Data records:
◆ ◆ ◆ ◆ ◆ ◆ ◆

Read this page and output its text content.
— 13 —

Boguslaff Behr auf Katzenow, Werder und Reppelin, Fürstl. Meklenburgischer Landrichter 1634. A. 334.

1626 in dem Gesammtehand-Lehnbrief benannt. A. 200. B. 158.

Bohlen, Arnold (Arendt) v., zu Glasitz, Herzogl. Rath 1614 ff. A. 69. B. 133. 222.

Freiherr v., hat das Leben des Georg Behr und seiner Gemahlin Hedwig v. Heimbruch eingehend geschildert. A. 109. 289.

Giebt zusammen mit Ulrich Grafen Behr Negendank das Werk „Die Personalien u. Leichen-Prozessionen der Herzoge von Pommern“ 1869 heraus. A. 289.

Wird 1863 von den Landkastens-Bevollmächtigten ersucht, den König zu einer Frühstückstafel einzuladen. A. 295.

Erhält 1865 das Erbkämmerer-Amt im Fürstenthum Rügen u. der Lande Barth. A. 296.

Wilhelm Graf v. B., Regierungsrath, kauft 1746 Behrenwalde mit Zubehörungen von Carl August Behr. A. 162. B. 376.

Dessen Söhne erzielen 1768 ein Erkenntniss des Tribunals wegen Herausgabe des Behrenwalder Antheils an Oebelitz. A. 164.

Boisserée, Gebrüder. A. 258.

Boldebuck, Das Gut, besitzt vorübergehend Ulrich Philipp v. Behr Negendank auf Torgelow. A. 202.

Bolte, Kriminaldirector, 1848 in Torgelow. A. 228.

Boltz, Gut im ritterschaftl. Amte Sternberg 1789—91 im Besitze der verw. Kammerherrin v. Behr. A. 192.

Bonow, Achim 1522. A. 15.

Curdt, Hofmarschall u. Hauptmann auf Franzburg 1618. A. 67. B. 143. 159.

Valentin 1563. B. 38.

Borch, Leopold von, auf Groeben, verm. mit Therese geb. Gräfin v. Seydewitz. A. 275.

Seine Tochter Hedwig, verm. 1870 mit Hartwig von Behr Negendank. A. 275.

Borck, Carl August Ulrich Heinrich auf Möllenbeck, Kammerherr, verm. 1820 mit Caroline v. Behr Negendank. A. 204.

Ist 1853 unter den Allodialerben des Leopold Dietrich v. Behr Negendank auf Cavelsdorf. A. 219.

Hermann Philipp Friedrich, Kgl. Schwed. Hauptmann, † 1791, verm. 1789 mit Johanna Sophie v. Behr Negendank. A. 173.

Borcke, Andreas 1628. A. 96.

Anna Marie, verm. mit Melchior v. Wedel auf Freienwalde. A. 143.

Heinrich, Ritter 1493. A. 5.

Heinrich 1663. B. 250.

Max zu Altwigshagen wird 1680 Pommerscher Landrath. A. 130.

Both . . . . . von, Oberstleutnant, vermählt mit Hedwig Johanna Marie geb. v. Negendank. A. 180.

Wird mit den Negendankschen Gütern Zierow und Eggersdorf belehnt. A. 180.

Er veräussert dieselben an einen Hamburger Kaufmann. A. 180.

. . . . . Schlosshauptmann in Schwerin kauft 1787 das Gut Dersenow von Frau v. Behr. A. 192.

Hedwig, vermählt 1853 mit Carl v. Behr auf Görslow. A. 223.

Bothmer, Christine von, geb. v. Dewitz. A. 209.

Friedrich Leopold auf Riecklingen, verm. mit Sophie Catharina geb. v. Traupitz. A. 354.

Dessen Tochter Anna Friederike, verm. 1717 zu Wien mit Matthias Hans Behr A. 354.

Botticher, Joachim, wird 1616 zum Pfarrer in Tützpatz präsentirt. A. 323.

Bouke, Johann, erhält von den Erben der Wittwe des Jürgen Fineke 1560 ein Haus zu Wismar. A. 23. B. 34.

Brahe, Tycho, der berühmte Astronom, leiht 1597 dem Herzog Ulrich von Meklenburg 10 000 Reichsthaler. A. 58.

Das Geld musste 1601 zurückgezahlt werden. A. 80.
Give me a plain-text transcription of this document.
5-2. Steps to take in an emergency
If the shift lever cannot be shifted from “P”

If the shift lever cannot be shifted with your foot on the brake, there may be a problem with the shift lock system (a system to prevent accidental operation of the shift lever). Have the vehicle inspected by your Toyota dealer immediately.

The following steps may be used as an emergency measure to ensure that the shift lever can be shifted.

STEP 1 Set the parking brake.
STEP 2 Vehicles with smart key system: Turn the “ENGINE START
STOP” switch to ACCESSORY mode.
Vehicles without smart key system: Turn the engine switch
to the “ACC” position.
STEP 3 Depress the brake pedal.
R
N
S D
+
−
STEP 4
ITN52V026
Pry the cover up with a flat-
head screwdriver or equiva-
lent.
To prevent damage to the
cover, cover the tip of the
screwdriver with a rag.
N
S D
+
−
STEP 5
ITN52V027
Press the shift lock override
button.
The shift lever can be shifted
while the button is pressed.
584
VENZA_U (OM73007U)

◆ ◆ ◆ ◆ ◆ ◆ ◆

EXERCISE GOAL — Begin with the line that contains "Give me a plain-text" and set down each line exactly until the records above end, including the final line.

TASK OUTPUT —
Give me a plain-text transcription of this document.
5-2. Steps to take in an emergency
If the shift lever cannot be shifted from “P”

If the shift lever cannot be shifted with your foot on the brake, there may be a problem with the shift lock system (a system to prevent accidental operation of the shift lever). Have the vehicle inspected by your Toyota dealer immediately.

The following steps may be used as an emergency measure to ensure that the shift lever can be shifted.

STEP 1 Set the parking brake.
STEP 2 Vehicles with smart key system: Turn the “ENGINE START
STOP” switch to ACCESSORY mode.
Vehicles without smart key system: Turn the engine switch
to the “ACC” position.
STEP 3 Depress the brake pedal.
R
N
S D
+
−
STEP 4
ITN52V026
Pry the cover up with a flat-
head screwdriver or equiva-
lent.
To prevent damage to the
cover, cover the tip of the
screwdriver with a rag.
N
S D
+
−
STEP 5
ITN52V027
Press the shift lock override
button.
The shift lever can be shifted
while the button is pressed.
584
VENZA_U (OM73007U)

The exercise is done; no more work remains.